#### WHAT IS ASKED
Find each line with "Leistung" and copy it.

#### GIVEN DATA
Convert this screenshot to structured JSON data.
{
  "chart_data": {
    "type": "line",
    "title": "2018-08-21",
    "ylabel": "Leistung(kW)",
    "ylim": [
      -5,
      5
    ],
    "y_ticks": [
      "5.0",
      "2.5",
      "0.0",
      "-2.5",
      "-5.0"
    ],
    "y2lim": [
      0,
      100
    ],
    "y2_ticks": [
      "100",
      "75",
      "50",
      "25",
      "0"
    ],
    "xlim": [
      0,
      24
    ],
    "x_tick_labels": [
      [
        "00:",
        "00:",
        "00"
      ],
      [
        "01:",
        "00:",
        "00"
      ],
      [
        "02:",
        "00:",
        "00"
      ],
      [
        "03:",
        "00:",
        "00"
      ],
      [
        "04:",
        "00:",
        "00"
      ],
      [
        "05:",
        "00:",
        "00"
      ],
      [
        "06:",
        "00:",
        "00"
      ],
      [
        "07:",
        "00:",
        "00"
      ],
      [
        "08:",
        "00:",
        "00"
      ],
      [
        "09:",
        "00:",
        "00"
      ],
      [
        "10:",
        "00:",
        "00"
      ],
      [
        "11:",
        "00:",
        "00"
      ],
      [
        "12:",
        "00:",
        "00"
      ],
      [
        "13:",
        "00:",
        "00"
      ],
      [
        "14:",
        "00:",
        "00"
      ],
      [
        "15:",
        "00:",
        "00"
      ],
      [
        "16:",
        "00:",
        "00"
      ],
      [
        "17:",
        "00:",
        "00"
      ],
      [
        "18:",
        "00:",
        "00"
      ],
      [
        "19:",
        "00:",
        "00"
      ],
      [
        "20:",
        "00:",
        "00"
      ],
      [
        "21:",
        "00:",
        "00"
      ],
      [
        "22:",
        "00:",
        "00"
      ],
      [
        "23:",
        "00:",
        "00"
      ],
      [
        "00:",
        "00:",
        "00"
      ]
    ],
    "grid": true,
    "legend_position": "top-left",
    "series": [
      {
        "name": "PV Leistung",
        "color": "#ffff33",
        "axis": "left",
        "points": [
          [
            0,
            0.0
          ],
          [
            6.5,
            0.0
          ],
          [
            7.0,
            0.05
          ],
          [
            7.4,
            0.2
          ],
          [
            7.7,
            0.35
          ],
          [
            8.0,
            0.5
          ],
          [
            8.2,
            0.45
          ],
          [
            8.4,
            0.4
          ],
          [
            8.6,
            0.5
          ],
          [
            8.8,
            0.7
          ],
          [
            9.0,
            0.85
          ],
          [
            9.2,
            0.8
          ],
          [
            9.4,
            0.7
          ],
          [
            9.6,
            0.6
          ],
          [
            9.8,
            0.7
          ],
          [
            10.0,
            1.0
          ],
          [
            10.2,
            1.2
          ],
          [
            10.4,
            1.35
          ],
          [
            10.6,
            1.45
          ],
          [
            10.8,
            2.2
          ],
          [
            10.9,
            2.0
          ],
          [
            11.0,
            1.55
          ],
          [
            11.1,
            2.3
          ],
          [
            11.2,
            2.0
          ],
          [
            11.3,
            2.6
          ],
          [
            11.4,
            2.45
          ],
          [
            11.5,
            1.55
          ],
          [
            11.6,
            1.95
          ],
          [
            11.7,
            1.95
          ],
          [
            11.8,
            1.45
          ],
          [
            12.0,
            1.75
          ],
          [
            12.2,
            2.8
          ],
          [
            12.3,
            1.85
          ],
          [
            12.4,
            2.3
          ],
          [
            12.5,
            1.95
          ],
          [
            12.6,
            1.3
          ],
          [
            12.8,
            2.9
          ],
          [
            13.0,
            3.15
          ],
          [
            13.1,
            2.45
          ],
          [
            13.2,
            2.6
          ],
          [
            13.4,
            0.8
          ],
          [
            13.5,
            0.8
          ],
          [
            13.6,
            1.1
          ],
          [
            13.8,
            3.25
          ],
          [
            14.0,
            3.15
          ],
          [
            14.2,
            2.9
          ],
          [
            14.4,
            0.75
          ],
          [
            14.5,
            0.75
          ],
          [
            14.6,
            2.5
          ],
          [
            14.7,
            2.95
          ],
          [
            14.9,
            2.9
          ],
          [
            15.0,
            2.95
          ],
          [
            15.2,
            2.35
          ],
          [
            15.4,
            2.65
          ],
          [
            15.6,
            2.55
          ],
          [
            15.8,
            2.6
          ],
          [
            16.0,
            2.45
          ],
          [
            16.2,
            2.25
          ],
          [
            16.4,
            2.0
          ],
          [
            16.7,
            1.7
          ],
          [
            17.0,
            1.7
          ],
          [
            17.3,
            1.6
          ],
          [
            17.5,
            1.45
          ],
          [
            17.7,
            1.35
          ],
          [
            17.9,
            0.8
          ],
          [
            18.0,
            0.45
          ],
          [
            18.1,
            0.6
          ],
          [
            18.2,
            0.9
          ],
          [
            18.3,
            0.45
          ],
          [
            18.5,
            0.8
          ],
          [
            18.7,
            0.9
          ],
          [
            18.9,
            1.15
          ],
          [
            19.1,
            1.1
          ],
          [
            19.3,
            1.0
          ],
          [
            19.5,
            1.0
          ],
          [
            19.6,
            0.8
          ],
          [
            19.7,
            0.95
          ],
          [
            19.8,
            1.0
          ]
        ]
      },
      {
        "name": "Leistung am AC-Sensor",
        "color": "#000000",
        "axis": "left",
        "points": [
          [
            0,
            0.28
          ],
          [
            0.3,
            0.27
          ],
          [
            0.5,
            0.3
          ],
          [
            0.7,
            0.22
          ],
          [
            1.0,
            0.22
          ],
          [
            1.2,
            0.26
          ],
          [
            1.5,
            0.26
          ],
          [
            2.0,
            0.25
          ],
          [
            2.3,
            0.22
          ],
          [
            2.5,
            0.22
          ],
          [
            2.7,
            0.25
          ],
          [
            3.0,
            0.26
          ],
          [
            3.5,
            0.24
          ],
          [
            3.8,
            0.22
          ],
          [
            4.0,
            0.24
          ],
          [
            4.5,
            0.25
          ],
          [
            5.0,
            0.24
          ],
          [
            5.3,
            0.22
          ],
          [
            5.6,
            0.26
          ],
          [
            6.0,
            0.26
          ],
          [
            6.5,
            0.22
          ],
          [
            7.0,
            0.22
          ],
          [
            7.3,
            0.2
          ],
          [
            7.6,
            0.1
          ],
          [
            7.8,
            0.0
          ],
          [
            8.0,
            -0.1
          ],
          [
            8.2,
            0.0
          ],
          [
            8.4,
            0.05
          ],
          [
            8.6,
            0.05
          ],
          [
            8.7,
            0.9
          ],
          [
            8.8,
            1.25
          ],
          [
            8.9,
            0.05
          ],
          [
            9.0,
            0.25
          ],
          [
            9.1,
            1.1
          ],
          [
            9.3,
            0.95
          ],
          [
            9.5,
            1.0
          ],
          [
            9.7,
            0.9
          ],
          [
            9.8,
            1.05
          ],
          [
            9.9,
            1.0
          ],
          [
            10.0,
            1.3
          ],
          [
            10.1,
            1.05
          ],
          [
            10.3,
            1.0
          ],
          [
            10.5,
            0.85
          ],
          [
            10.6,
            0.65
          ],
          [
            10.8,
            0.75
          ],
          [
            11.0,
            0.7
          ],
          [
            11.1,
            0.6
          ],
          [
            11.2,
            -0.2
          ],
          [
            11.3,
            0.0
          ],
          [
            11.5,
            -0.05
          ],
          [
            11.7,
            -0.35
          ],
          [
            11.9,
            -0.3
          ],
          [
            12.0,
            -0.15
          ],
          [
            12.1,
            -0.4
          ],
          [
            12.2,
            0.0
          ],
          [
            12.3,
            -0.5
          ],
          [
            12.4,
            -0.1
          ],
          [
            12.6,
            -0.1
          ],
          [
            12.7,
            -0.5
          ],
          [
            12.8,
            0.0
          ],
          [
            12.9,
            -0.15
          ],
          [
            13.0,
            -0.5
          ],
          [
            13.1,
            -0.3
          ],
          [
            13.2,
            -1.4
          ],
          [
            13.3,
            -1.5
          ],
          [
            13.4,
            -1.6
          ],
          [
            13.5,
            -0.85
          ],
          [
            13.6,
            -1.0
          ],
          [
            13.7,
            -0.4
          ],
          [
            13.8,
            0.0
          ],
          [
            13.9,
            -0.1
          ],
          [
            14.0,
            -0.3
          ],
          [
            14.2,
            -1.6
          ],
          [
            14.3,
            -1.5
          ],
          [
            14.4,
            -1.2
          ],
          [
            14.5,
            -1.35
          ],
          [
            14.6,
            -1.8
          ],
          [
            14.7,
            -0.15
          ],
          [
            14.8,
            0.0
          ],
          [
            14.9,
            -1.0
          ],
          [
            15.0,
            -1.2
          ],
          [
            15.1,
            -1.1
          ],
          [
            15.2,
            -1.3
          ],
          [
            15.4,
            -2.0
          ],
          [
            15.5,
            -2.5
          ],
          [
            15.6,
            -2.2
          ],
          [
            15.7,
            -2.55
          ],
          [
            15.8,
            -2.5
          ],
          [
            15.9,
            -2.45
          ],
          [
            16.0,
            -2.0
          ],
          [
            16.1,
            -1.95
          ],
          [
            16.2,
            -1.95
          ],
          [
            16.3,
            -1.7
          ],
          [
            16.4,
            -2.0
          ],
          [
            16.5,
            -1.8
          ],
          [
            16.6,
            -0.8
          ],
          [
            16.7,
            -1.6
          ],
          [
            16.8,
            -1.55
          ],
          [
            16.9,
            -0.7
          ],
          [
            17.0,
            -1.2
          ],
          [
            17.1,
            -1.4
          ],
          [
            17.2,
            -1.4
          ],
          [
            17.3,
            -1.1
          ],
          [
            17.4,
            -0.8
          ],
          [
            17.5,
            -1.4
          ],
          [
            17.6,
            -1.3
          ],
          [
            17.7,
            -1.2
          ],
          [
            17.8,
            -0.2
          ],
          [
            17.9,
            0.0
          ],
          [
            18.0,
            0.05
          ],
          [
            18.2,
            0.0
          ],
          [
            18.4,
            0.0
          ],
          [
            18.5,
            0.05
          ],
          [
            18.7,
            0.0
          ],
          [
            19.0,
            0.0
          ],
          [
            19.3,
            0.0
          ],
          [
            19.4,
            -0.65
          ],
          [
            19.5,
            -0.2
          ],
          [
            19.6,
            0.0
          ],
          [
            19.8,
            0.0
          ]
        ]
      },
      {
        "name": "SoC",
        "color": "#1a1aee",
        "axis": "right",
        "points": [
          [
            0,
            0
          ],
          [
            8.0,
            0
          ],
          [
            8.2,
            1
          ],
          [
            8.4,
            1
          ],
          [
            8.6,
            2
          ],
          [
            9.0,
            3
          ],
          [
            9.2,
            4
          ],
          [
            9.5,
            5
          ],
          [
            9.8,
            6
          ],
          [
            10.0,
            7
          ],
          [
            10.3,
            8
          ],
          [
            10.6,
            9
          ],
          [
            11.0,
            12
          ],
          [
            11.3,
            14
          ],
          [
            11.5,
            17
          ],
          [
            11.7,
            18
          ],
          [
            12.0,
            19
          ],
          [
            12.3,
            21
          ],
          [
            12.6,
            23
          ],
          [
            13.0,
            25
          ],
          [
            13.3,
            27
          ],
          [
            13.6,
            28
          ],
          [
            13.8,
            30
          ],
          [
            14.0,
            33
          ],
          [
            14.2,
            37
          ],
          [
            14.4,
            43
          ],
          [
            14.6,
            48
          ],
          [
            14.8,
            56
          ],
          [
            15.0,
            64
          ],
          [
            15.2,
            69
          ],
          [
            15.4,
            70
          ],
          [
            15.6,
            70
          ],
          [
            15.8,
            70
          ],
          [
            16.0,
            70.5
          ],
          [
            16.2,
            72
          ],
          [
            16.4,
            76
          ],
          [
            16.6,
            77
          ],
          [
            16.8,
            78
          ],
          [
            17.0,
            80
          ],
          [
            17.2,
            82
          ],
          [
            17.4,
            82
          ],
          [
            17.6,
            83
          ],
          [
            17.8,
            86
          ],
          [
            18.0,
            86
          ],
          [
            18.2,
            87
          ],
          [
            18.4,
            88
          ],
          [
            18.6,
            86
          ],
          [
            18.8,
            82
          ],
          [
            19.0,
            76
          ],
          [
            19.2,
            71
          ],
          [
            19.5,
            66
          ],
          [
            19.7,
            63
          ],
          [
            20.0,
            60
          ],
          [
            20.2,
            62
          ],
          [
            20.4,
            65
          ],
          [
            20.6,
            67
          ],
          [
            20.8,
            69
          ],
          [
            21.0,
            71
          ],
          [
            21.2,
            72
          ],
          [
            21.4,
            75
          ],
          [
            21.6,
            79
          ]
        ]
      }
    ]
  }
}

#### RESULT FOR THIS EXERCISE
    "ylabel": "Leistung(kW)",
        "name": "PV Leistung",
        "name": "Leistung am AC-Sensor",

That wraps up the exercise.